• **WHAT TO DO**:
1. In the court opinion, where did Ms. Suarez, her brothers, and their cousin live?
2. Turn the paragraph of the court opinion that begins "Ms. Suarez, Luis E.G. Suarez" into a short bulleted list of its main facts.
3. List every judge named in the court opinion.

The Court of Appeals of Washington, Division Three
Jul 23, 2009
151 Wn. App. 1021 (Wash. Ct. App. 2009)

Opinion

No. 27244-3-III.

July 23, 2009.

Appeal from a judgment of the Superior Court for Grant County, No. 07-1-00439-7, Kenneth L. Jorgensen, J., entered June 23, 2008.


Affirmed by unpublished opinion per Brown, J., concurred in by Sweeney and Korsmo, JJ.


UNPUBLISHED OPINION


On merger grounds, Alejandro Herrera-Castro appeals three first degree kidnapping convictions involving three different victims that were based upon a jury finding that their abduction facilitated the second degree kidnapping of a fourth victim, Ana Suarez. We reject Mr. Herrera-Castro's merger contentions, and affirm.

FACTS

Ms. Suarez, Luis E.G. Suarez, Juan M. Suarez (sister and brothers), and (their cousin) Mr. Juan Ibarra Suarez lived together in a trailer in Mattawa, Washington. According to Mr. Ibarra Suarez, in the late evening of July 12, 2007, while Mr. Ibarra Suarez was lying in bed, Mr. Herrera-Castro entered the trailer door uninvited while armed with a gun, yelling, and looking angry. Mr. Herrera-Castro pointed the gun at Ms. Suarez, Luis, and Juan. Mr. Herrera-Castro said he loved Ms. Suarez and wanted her to come with him. Ms. Suarez refused. Mr. Herrera-Castro said he would take her anyway, and that if she did not go with him, there would be blood, and that he would shoot anyone that got in his way. Luis, Juan, and Mr. Ibarra Suarez tried to talk Mr. Herrera-Castro out of taking Ms. Suarez, pointing out that he was already married.

For ease of reference, we refer to Luis E.G. Suarez and Juan M. Suarez by their first names. We intend no disrespect.

• **ROWS**:

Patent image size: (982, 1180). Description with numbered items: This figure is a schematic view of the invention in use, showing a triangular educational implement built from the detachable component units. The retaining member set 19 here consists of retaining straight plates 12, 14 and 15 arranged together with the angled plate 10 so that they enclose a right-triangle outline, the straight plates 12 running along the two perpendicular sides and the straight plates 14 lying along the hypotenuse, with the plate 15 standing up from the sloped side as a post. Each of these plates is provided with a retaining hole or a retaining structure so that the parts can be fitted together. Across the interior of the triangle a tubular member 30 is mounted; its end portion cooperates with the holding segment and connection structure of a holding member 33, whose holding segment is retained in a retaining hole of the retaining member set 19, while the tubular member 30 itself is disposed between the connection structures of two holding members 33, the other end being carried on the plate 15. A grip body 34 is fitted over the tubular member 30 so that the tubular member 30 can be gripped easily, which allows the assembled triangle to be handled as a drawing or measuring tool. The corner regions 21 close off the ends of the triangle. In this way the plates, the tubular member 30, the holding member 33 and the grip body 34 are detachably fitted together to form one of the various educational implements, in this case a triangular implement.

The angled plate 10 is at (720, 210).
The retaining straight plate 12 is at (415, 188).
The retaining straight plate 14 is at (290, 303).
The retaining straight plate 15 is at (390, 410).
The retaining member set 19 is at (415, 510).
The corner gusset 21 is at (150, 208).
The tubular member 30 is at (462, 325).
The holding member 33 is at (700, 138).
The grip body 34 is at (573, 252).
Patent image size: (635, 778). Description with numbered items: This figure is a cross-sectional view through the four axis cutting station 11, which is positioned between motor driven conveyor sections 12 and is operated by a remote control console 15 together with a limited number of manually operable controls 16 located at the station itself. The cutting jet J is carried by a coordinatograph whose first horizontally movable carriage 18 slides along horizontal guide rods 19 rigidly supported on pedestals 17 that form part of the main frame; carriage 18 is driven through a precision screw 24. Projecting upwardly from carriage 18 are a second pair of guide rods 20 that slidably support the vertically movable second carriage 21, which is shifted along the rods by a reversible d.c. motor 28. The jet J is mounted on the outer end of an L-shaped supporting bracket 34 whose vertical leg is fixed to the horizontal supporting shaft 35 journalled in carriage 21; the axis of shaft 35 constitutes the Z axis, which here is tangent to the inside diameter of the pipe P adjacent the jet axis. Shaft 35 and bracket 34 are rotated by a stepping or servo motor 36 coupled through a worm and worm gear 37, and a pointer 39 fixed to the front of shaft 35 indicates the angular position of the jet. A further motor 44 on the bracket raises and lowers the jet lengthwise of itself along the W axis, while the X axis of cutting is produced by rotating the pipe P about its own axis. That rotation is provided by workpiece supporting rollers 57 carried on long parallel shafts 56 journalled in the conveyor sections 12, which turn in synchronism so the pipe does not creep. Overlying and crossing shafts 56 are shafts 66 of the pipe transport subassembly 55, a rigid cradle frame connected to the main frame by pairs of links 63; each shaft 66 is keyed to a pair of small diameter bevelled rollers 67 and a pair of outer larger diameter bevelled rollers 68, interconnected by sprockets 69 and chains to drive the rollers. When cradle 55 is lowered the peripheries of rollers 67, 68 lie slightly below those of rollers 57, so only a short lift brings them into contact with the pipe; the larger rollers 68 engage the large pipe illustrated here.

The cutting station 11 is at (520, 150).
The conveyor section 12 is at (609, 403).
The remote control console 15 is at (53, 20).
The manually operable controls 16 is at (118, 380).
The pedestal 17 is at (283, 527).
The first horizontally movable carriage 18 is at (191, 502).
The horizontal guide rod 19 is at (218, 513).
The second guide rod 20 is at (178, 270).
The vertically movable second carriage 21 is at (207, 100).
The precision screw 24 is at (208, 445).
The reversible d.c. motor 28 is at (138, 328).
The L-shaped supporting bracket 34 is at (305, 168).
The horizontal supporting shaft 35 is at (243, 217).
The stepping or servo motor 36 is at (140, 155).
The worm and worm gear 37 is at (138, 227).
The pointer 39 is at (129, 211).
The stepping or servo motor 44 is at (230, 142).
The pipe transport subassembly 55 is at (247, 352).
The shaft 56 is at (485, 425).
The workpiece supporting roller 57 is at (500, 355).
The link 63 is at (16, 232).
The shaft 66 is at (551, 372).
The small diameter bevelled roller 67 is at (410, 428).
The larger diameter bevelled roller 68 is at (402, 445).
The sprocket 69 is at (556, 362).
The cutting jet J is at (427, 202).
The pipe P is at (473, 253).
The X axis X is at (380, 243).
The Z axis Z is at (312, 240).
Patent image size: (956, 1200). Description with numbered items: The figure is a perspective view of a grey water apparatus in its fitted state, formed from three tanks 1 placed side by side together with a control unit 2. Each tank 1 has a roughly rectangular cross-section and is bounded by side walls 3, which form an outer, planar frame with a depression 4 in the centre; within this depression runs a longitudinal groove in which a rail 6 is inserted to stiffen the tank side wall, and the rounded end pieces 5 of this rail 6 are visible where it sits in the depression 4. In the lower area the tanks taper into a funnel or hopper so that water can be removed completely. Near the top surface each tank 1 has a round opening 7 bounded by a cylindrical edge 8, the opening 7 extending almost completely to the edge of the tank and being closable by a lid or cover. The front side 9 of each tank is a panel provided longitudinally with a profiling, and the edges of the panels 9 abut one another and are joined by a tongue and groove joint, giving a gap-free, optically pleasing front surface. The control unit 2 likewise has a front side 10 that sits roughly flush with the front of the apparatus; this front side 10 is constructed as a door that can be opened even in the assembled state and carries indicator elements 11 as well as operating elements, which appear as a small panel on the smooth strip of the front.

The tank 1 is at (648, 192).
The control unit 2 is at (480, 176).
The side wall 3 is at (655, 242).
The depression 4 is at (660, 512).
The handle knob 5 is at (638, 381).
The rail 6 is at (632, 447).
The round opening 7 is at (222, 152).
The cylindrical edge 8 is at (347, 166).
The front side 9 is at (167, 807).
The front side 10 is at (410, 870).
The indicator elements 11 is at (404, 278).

• **ANSWERS TO THE EXERCISE**:
1. In a trailer in Mattawa, Washington.

2.
- Ms. Suarez, her brothers Luis and Juan, and their cousin Mr. Juan Ibarra Suarez lived together in a trailer in Mattawa, Washington.
- According to Mr. Ibarra Suarez, late on the evening of July 12, 2007, Mr. Herrera-Castro entered the trailer uninvited, armed with a gun, yelling and looking angry.
- He pointed the gun at Ms. Suarez, Luis, and Juan.
- He said he loved Ms. Suarez and wanted her to come with him. She refused.
- He said he would take her anyway, that there would be blood if she did not go, and that he would shoot anyone who got in his way.
- Luis, Juan, and Mr. Ibarra Suarez tried to talk him out of taking her, pointing out that he was already married.

3.
- Kenneth L. Jorgensen
- Brown
- Sweeney
- Korsmo